====== Listed entries

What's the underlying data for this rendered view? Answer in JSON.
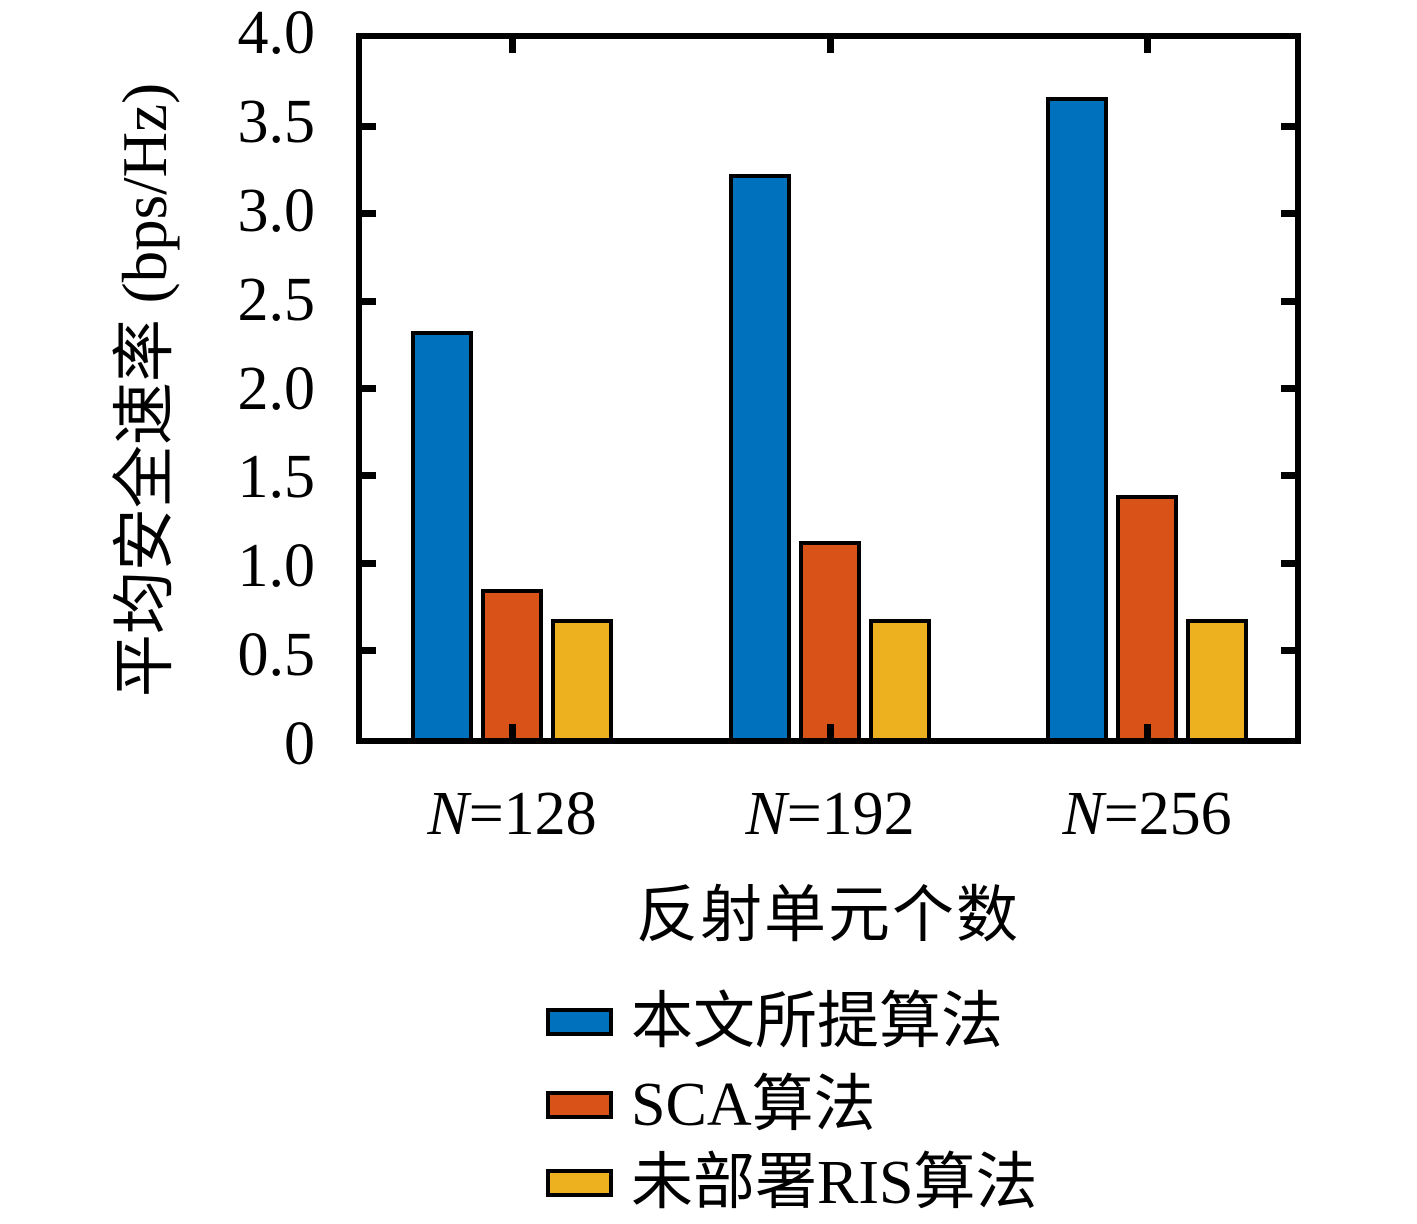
{
  "figure": {
    "background": "#ffffff",
    "axis_color": "#000000"
  },
  "y_axis": {
    "label": "平均安全速率 (bps/Hz)",
    "tick_labels": [
      "4.0",
      "3.5",
      "3.0",
      "2.5",
      "2.0",
      "1.5",
      "1.0",
      "0.5",
      "0"
    ],
    "tick_values": [
      4.0,
      3.5,
      3.0,
      2.5,
      2.0,
      1.5,
      1.0,
      0.5,
      0
    ]
  },
  "x_axis": {
    "label": "反射单元个数",
    "tick_labels": [
      "N=128",
      "N=192",
      "N=256"
    ]
  },
  "legend": {
    "entries": [
      "本文所提算法",
      "SCA算法",
      "未部署RIS算法"
    ]
  },
  "chart_data": {
    "type": "bar",
    "title": "",
    "xlabel": "反射单元个数",
    "ylabel": "平均安全速率 (bps/Hz)",
    "ylim": [
      0,
      4.0
    ],
    "ytick_step": 0.5,
    "grid": false,
    "legend_position": "below-chart",
    "categories": [
      "N=128",
      "N=192",
      "N=256"
    ],
    "series": [
      {
        "name": "本文所提算法",
        "color": "#0072BD",
        "values": [
          2.33,
          3.23,
          3.67
        ]
      },
      {
        "name": "SCA算法",
        "color": "#D95319",
        "values": [
          0.85,
          1.13,
          1.39
        ]
      },
      {
        "name": "未部署RIS算法",
        "color": "#EDB120",
        "values": [
          0.68,
          0.68,
          0.68
        ]
      }
    ]
  }
}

============

Your objective ::
Find how many of the lines above have the word "平均安全速率" in them. State only that number.

Response below ::
2